TASK OBJECTIVE:
Extract all lines that hold the string "into".

EXERCISE DATA:
++++++

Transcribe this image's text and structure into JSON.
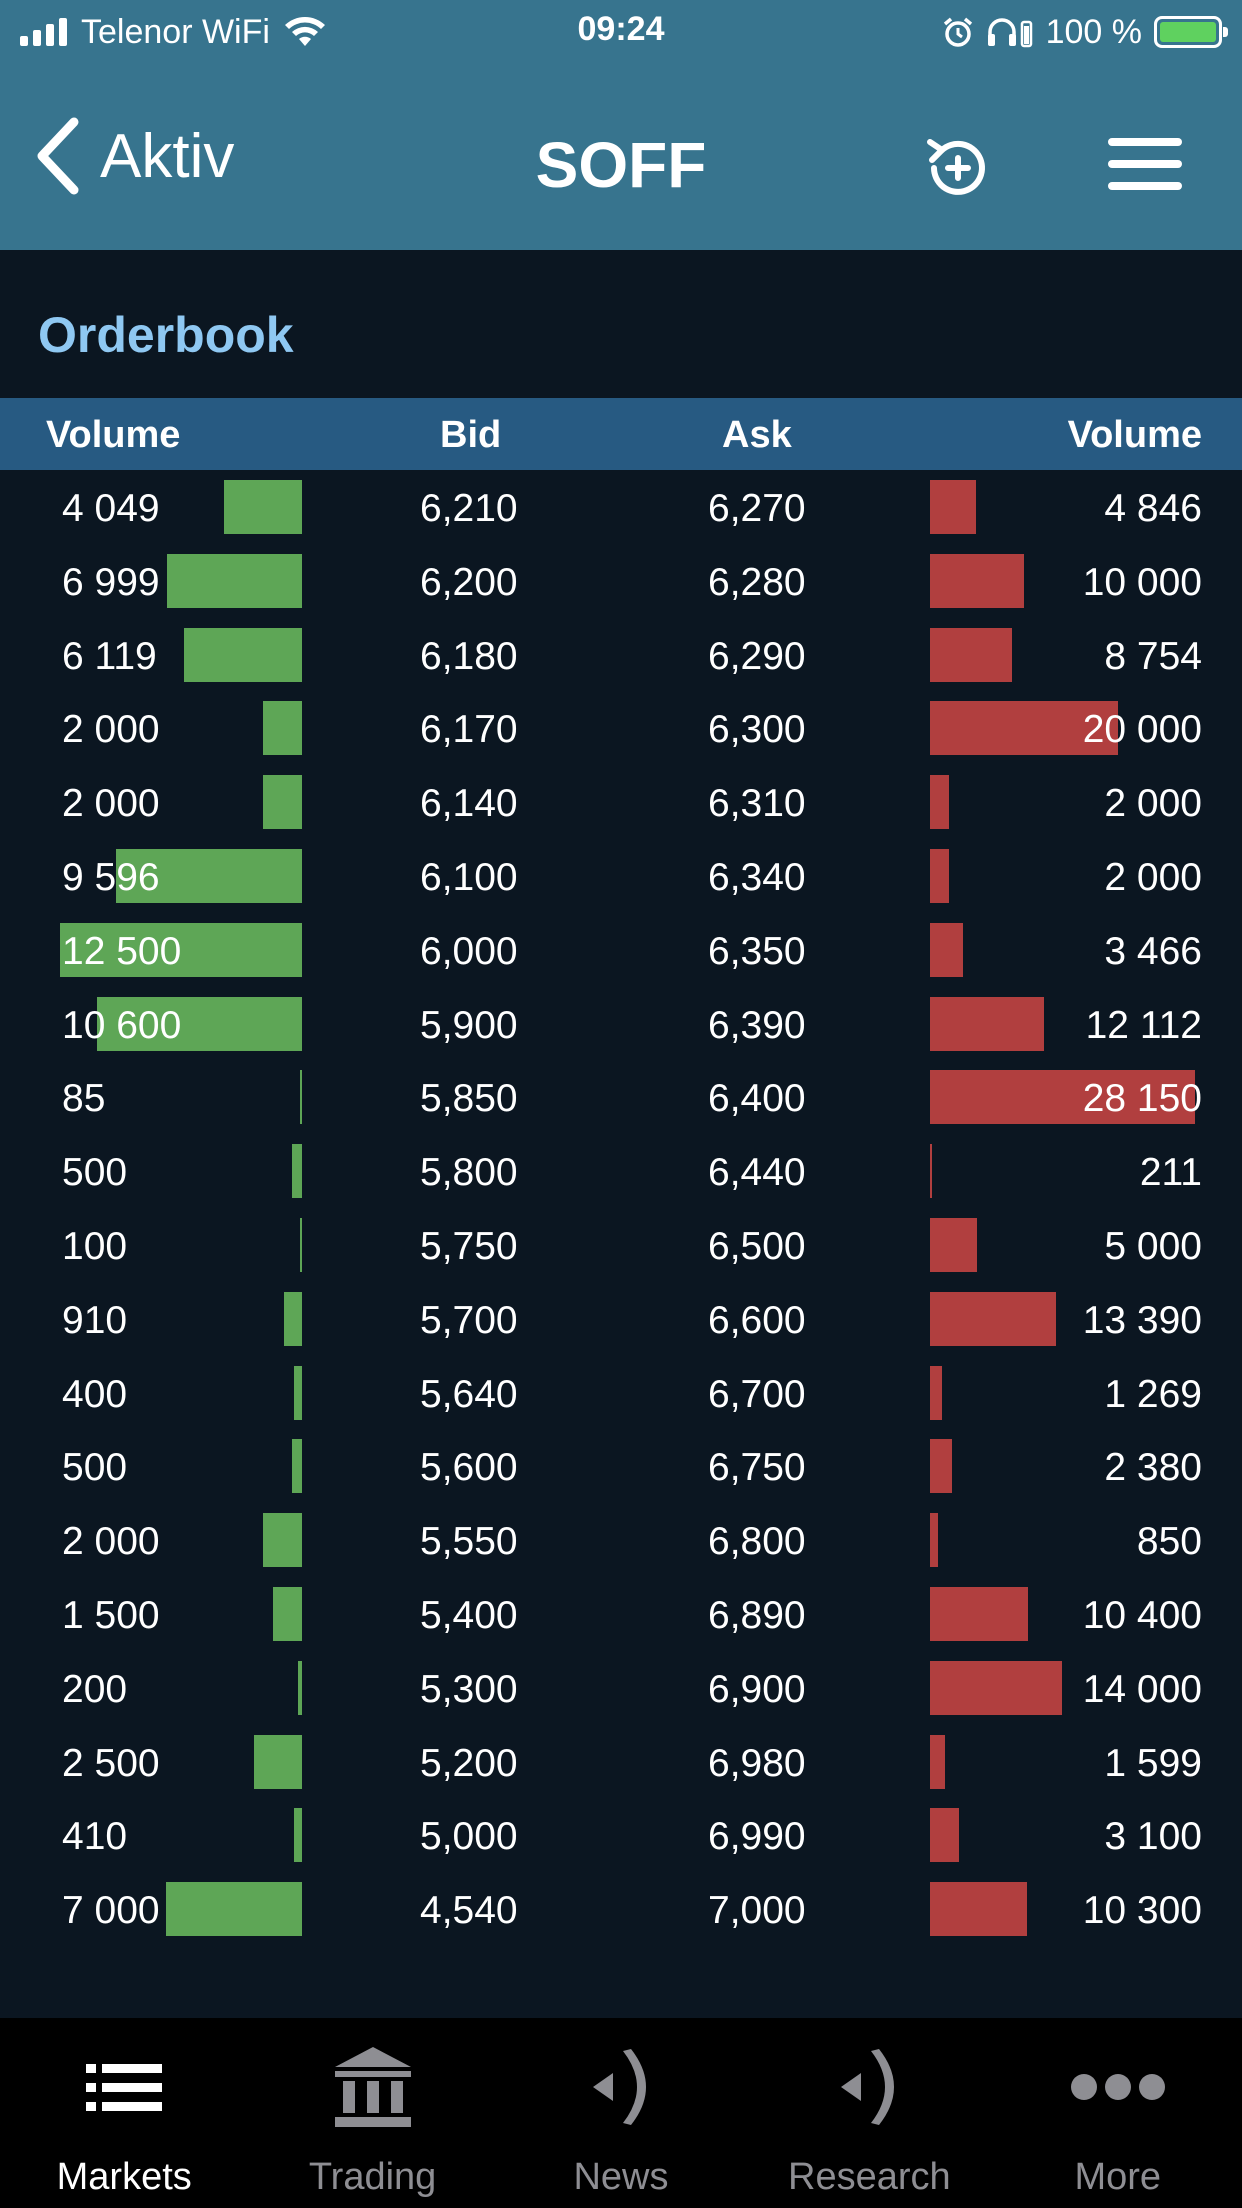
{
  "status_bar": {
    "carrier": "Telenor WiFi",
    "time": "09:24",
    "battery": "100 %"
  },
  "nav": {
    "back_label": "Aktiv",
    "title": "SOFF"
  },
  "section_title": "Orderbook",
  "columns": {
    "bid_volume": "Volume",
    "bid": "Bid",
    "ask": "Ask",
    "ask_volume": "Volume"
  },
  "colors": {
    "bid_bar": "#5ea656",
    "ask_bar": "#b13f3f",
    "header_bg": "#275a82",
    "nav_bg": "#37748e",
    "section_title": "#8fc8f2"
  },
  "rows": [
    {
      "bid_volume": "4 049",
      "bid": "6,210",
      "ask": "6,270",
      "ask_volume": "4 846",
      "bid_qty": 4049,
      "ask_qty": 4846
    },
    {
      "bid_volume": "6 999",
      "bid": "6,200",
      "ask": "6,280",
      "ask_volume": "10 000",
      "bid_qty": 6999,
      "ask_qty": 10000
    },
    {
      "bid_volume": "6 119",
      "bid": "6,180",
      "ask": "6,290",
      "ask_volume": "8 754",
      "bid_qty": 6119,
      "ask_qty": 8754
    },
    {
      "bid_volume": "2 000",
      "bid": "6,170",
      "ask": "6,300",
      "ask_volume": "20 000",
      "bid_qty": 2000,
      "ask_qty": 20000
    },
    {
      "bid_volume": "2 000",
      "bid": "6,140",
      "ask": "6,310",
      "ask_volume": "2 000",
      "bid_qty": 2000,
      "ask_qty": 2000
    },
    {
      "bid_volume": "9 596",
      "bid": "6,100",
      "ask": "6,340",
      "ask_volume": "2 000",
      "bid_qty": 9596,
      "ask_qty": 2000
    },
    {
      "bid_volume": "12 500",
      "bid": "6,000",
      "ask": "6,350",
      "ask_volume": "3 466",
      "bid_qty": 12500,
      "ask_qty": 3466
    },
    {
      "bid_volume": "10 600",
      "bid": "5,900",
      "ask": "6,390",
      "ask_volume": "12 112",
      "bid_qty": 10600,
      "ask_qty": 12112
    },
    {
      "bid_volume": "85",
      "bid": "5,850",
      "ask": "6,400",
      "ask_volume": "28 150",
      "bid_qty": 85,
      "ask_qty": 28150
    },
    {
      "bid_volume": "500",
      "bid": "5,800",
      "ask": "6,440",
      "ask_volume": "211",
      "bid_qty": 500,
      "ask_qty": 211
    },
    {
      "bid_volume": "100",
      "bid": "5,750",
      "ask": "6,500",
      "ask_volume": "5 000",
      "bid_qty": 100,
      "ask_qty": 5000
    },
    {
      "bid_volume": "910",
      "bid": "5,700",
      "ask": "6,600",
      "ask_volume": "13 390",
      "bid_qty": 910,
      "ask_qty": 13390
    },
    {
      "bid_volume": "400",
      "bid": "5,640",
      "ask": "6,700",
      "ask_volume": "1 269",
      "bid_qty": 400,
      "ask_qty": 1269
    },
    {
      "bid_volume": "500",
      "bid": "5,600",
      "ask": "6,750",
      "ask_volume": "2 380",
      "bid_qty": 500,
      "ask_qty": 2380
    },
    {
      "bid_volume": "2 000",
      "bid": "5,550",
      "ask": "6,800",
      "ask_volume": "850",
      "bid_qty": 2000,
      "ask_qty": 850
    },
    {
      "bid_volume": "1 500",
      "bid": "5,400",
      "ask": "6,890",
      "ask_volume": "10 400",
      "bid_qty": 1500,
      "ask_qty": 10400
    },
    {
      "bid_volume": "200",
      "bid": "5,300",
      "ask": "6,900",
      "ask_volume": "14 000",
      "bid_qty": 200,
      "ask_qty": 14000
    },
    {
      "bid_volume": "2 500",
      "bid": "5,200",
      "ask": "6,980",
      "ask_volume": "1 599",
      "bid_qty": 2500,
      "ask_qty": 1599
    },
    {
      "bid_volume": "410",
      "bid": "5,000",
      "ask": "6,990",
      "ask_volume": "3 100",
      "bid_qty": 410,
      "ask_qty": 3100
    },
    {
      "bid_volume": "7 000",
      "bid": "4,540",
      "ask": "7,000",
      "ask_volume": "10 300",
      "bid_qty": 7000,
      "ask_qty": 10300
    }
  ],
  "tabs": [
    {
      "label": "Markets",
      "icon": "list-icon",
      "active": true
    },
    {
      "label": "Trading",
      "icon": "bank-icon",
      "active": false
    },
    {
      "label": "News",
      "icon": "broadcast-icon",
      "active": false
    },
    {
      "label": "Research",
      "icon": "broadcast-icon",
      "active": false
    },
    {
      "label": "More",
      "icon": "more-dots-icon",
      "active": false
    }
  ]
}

++++++

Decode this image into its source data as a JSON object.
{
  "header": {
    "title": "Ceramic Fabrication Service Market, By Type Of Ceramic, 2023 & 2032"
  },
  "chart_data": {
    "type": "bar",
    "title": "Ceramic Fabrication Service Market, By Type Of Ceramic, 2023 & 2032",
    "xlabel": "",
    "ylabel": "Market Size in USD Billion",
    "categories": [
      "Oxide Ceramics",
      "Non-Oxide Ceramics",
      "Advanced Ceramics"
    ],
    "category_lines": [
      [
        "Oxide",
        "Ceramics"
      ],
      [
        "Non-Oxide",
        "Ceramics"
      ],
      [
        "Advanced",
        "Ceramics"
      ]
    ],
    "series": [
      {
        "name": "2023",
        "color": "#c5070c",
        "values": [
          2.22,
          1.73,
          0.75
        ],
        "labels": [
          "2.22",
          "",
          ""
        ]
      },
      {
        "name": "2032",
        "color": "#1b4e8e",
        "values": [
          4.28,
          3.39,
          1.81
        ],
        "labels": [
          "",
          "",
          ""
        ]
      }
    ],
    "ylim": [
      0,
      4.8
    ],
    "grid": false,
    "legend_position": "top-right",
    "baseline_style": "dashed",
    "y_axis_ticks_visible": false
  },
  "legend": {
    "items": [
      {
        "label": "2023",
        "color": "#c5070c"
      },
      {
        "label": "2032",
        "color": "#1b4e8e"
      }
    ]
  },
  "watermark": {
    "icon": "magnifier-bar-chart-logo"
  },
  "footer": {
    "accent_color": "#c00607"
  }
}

++++++

COMPLETED EXERCISE:
Transcribe this image's text and structure into JSON.
Decode this image into its source data as a JSON object.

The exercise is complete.